Data entries
- - -
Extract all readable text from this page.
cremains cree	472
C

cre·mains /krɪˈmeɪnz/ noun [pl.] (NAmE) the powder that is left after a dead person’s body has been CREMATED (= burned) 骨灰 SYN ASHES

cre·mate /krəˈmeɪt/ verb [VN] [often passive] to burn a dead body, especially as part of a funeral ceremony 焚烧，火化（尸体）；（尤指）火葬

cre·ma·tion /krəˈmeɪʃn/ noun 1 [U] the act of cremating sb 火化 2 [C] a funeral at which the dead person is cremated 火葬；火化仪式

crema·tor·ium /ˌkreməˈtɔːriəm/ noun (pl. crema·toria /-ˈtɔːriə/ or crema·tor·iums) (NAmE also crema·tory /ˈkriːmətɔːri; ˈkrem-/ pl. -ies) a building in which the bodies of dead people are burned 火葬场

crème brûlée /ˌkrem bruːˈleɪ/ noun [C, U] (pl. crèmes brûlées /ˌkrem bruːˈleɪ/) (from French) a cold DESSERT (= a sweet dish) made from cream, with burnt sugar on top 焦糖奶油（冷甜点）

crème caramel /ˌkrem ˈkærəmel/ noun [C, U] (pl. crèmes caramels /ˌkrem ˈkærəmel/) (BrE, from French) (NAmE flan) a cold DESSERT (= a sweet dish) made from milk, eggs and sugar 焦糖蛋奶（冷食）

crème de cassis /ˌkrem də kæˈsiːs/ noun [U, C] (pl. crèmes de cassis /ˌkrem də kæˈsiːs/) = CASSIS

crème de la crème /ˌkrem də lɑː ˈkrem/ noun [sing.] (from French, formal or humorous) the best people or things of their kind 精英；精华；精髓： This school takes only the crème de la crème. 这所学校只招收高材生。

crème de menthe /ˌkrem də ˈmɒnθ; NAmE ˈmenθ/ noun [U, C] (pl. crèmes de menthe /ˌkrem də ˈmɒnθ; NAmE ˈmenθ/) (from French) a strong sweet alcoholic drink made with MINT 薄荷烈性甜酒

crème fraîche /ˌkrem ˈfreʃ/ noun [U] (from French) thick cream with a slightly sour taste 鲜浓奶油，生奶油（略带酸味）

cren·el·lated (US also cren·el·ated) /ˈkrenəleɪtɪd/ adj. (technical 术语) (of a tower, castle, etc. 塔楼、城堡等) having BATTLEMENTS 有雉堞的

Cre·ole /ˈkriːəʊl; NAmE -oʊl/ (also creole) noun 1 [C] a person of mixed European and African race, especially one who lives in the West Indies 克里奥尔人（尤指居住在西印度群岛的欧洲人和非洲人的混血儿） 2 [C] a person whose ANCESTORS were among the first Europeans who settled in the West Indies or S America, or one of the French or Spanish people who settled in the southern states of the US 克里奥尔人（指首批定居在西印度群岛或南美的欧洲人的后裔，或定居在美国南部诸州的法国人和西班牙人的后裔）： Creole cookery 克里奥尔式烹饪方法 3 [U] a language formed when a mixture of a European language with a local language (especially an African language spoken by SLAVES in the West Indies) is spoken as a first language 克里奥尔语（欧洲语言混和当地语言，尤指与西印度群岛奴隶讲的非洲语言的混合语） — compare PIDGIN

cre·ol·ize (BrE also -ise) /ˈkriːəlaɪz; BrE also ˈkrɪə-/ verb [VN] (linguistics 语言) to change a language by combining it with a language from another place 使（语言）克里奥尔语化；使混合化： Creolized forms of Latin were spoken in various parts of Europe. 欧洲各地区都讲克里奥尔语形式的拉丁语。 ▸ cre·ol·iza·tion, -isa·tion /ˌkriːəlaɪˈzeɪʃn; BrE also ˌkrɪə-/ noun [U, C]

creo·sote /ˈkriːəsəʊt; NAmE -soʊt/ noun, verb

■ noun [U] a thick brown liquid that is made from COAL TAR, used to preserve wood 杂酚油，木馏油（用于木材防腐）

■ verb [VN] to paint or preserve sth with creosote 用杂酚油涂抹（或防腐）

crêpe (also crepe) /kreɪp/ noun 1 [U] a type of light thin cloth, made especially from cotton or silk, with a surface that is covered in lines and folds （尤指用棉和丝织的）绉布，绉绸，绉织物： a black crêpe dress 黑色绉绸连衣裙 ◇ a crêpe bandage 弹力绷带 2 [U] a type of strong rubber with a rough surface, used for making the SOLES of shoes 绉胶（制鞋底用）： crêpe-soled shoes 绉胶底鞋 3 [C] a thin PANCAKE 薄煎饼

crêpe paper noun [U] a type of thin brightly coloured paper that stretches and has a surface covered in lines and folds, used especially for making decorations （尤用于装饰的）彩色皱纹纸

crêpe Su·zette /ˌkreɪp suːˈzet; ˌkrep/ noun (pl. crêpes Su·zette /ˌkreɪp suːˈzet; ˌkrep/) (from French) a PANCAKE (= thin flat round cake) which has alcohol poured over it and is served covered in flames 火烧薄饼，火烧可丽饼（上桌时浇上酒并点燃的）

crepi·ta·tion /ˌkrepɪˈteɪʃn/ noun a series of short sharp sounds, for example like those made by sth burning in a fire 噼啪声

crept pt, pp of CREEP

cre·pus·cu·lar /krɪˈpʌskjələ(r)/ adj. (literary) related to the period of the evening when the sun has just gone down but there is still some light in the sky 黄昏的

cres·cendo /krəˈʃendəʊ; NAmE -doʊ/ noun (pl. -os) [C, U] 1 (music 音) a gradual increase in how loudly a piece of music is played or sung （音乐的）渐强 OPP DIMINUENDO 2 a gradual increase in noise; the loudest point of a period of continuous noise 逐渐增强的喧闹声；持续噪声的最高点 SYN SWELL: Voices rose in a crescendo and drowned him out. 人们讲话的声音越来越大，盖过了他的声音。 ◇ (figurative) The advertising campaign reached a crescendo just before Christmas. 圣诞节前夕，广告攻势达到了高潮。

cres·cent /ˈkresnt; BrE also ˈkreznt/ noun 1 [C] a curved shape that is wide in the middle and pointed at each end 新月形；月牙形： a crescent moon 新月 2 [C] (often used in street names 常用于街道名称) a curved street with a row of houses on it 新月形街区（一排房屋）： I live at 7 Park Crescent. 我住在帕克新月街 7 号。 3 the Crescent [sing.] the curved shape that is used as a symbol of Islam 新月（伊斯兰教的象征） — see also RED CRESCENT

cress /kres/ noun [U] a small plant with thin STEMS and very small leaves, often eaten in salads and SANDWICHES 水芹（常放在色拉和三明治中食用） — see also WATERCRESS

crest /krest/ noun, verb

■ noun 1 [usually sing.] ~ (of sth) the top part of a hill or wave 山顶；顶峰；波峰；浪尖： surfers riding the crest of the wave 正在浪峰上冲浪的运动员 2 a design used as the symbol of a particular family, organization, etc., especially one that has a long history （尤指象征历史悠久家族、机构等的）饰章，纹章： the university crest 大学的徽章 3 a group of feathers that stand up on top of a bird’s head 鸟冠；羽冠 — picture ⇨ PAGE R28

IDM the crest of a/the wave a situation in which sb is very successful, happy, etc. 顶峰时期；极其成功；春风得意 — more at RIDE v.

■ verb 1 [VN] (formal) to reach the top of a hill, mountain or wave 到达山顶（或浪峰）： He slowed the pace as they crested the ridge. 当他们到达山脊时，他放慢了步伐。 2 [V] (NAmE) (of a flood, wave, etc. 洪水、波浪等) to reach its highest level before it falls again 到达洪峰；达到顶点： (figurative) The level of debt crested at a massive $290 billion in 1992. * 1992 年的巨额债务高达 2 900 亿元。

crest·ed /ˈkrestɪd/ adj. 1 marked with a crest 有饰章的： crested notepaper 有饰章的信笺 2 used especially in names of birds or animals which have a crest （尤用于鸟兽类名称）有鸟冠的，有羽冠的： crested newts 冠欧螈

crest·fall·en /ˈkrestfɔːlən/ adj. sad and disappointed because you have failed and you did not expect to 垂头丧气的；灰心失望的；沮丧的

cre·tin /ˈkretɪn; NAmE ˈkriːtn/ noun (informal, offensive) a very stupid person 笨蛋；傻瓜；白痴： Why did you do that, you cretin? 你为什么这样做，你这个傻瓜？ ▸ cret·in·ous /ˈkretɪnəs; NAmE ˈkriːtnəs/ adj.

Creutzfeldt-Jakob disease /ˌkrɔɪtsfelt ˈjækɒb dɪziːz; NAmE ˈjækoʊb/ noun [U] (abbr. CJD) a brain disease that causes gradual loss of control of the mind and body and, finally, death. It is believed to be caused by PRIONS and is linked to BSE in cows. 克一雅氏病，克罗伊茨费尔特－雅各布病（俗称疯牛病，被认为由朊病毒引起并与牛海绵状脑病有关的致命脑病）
- - -
◆ EXERCISE
Tally up how many lines in the preceding listing contain the word "preserve". Give nothing but the number.

◆ RESULT OF THE TASK
2